Exercise directions
Set down, word for word, the part of the forum thread about the old Manchester house that opens with the words containing "## Bignickb (May" and closes with "empty - for now!".

Text section

★ ★ ★ ★ ★ ★ ★

# Old Manchester House 0515



## Bignickb (May 25, 2015)

I have passed this building so many times and finally decided to go for a closer look! It has been derelict for years and looks like it was stunning in it's heyday! 
I know nothing about its' history so this is pretty much a derp that I was driven to fulfil!
It's seriously dodgy and trashed inside, nature won this battle along with all the leaks that caused entire rooms to cave in.
There was a lot of old computer parts lying around, old TV sets and signs that someone had lived there for a while. But it's empty - for now!

Top floor:



Heating:



All the staircases were like this:



Tasteless decor, but a great fireplace:



A heavy lunch:



The Hilton suite! Among the plastic bottles was something resembling a crack pipe:



More stairs:



Flakey fireplace:



Ceiling supports! I spent as little time in this room as possible:



Fireplace in the dodgy supported room:



Old monitor:



External:


----------



## krela (May 25, 2015)

I was not expecting the outside to look like that!! Thanks for posting!


----------



## petern1cholson (May 25, 2015)

★ ★ ★ ★ ★ ★ ★

Source excerpt
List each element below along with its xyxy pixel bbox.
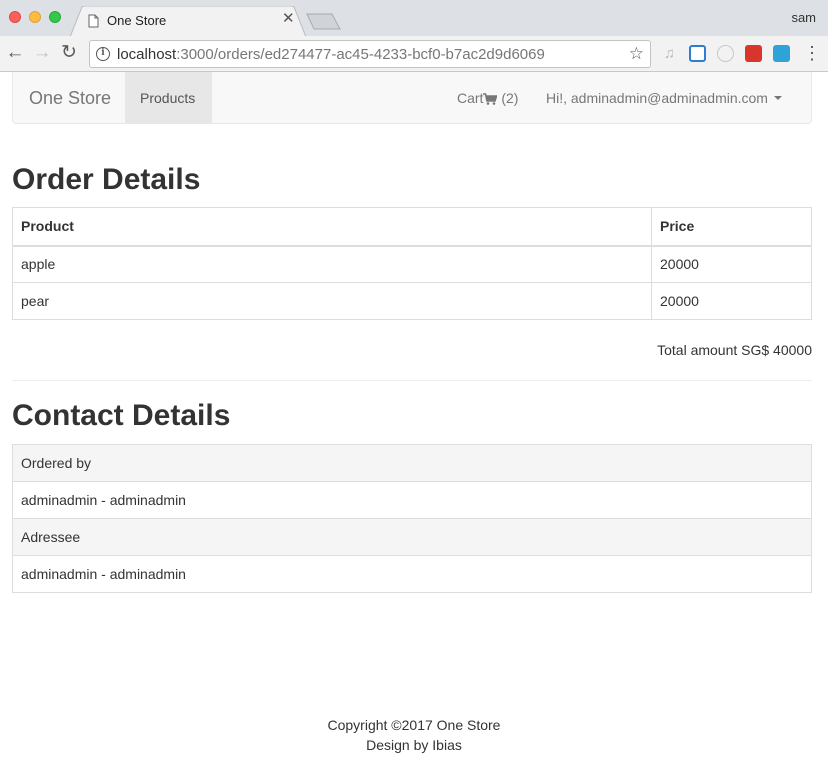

★ ★ ★ ★ ★ ★ ★

Task answer
## Bignickb (May 25, 2015)

I have passed this building so many times and finally decided to go for a closer look! It has been derelict for years and looks like it was stunning in it's heyday! 
I know nothing about its' history so this is pretty much a derp that I was driven to fulfil!
It's seriously dodgy and trashed inside, nature won this battle along with all the leaks that caused entire rooms to cave in.
There was a lot of old computer parts lying around, old TV sets and signs that someone had lived there for a while. But it's empty - for now!